### Written exercise
Copy every line that contains the string "نهار" from the entries below.

### Dataset rows about figures

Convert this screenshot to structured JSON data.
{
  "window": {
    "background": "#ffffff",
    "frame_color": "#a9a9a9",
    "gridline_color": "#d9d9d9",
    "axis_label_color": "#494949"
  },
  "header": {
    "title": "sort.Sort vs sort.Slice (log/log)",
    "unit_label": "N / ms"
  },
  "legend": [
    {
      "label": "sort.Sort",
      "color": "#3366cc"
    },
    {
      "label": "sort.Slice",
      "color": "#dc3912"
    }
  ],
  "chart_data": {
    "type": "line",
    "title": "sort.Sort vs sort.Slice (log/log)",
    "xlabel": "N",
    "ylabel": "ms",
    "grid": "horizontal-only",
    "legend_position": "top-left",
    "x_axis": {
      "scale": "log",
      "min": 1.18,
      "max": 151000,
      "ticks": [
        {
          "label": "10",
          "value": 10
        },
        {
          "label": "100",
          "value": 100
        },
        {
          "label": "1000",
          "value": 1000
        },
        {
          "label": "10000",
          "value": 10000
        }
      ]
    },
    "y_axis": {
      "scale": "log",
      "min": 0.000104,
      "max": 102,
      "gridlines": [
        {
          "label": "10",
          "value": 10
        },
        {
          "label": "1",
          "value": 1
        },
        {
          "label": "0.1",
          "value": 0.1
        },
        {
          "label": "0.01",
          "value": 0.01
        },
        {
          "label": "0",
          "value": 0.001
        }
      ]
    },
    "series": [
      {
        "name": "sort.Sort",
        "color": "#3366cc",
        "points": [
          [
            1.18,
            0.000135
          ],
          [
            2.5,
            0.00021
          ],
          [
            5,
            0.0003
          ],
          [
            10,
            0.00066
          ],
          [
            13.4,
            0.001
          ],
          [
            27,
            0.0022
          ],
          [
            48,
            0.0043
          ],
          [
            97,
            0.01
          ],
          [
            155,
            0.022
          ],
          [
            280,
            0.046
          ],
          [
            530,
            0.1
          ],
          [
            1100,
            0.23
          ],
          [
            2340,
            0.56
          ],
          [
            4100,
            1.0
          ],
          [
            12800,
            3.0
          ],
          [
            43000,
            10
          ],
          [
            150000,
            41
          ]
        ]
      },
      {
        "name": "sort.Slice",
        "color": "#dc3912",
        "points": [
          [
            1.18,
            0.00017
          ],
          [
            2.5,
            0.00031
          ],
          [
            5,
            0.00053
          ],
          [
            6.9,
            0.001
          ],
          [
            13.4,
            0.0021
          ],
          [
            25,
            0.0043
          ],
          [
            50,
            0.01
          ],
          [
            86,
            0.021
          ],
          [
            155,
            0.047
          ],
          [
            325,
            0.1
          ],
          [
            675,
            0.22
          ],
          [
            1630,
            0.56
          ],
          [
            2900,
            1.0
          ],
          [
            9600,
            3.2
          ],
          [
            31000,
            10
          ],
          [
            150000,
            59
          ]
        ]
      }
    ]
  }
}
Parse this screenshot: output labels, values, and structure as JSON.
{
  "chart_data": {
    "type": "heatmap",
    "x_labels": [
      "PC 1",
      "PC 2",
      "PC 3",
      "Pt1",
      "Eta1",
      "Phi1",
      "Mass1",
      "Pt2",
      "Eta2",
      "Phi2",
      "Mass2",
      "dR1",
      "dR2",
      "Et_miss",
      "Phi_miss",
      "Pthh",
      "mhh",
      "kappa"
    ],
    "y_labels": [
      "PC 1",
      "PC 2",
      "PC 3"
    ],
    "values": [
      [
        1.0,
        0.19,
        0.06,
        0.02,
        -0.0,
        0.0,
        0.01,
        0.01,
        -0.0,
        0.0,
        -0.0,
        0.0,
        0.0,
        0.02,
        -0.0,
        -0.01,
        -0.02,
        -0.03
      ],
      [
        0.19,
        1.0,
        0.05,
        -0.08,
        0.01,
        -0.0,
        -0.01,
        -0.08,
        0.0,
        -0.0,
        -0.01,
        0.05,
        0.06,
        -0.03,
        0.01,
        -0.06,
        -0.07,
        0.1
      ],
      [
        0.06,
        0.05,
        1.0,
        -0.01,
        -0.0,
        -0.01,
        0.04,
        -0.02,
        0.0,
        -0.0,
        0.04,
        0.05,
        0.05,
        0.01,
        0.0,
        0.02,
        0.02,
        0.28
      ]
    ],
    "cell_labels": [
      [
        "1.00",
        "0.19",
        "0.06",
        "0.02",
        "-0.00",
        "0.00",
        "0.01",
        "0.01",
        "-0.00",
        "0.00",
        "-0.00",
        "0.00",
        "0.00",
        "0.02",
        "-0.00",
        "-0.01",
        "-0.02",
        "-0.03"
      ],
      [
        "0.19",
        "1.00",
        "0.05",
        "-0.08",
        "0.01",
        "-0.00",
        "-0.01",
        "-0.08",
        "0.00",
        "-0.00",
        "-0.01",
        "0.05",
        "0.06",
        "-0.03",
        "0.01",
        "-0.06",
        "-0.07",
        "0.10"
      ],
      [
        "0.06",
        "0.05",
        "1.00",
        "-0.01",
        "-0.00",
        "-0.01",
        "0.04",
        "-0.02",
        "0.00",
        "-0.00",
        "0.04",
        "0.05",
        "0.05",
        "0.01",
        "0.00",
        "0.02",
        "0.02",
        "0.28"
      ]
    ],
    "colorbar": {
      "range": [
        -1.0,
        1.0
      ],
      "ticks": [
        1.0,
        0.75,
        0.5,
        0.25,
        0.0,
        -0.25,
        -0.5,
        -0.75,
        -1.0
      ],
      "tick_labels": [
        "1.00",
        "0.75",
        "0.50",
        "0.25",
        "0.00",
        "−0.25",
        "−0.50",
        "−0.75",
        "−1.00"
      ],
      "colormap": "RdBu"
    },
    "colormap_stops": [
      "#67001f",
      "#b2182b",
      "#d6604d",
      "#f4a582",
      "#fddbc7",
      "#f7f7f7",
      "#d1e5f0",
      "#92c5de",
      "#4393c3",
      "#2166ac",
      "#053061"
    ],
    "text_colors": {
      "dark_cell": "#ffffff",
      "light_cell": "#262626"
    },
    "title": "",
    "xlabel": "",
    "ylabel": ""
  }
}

==

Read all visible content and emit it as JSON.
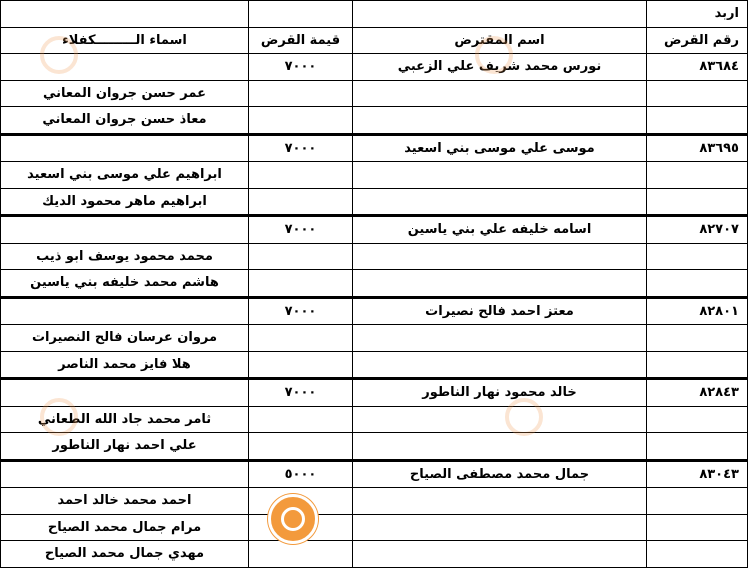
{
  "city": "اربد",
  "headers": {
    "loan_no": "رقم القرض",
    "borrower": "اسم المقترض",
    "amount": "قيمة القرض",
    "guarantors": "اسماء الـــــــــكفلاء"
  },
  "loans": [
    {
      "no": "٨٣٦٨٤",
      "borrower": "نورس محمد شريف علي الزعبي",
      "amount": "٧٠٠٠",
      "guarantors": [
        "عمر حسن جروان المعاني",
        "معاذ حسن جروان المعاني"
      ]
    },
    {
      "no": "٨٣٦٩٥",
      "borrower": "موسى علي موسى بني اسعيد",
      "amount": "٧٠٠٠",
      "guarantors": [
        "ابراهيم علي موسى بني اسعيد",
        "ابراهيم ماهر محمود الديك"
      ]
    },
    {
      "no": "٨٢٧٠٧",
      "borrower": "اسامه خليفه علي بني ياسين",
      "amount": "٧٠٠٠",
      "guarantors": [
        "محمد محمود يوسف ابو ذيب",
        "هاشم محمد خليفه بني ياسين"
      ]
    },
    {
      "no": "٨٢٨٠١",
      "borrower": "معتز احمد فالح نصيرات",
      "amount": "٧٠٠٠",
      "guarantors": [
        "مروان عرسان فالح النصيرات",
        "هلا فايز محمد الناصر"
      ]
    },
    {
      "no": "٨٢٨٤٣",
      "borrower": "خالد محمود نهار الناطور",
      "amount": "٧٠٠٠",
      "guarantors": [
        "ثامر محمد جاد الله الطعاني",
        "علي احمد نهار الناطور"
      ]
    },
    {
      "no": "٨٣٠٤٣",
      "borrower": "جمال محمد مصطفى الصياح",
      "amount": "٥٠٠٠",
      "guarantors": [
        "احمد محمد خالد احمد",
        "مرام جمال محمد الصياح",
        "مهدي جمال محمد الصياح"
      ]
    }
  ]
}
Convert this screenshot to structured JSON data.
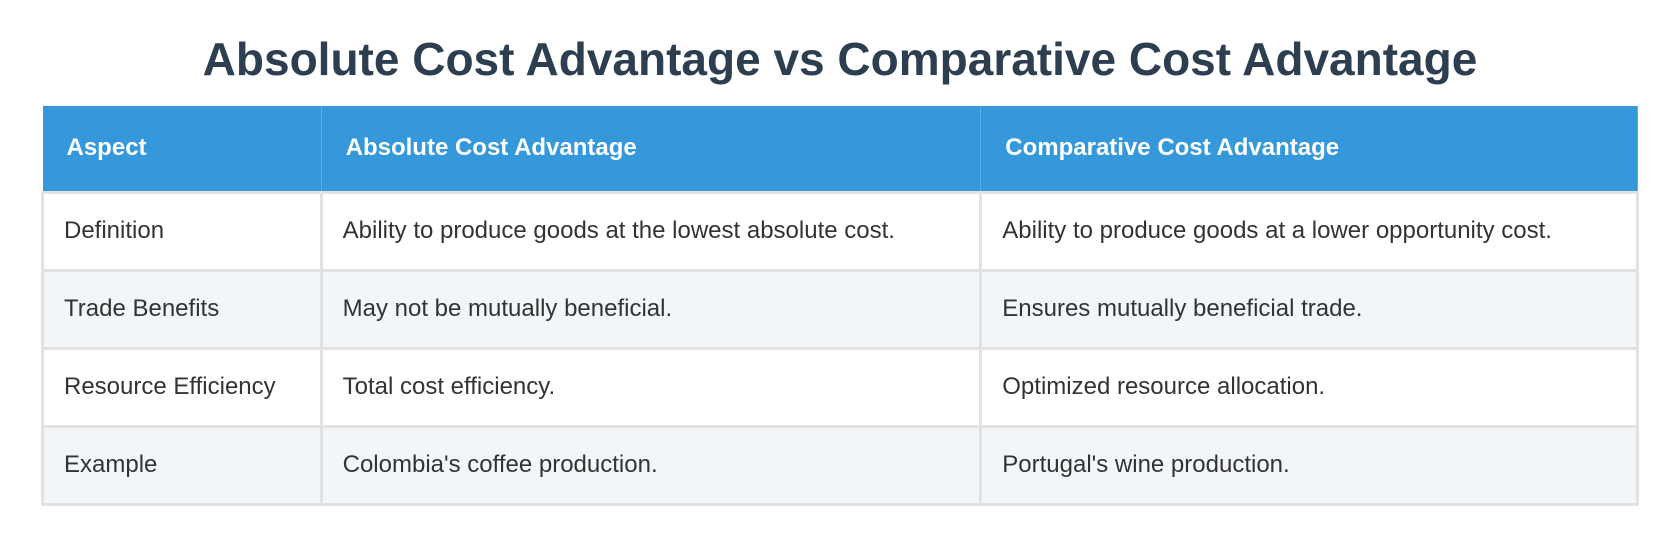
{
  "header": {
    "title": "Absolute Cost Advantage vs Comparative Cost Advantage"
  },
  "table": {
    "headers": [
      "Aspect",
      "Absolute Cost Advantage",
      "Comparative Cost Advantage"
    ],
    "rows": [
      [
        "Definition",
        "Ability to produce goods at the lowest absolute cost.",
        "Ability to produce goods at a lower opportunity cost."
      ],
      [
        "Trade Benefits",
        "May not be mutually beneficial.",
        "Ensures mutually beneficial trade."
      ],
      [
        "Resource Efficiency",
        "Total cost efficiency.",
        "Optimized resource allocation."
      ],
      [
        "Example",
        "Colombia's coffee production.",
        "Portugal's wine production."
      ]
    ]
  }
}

### Exercise solution
      "borrower": "خالد محمود نهار الناطور",
        "علي احمد نهار الناطور"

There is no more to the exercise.